- Dataset extract -

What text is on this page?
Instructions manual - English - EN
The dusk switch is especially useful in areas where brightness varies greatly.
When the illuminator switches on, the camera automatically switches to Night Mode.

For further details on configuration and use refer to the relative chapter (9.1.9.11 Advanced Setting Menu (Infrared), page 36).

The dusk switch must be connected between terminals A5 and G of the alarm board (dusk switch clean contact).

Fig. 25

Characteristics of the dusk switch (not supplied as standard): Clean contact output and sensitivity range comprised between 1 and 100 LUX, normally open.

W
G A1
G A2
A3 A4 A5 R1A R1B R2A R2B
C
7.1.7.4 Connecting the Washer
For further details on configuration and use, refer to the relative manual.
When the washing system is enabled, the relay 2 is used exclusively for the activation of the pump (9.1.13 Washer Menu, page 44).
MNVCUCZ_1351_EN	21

- Goal -
All of the entries above must be quoted exactly.

- Task result -
What text is on this page?
Instructions manual - English - EN
The dusk switch is especially useful in areas where brightness varies greatly.
When the illuminator switches on, the camera automatically switches to Night Mode.

For further details on configuration and use refer to the relative chapter (9.1.9.11 Advanced Setting Menu (Infrared), page 36).

The dusk switch must be connected between terminals A5 and G of the alarm board (dusk switch clean contact).

Fig. 25

Characteristics of the dusk switch (not supplied as standard): Clean contact output and sensitivity range comprised between 1 and 100 LUX, normally open.

W
G A1
G A2
A3 A4 A5 R1A R1B R2A R2B
C
7.1.7.4 Connecting the Washer
For further details on configuration and use, refer to the relative manual.
When the washing system is enabled, the relay 2 is used exclusively for the activation of the pump (9.1.13 Washer Menu, page 44).
MNVCUCZ_1351_EN	21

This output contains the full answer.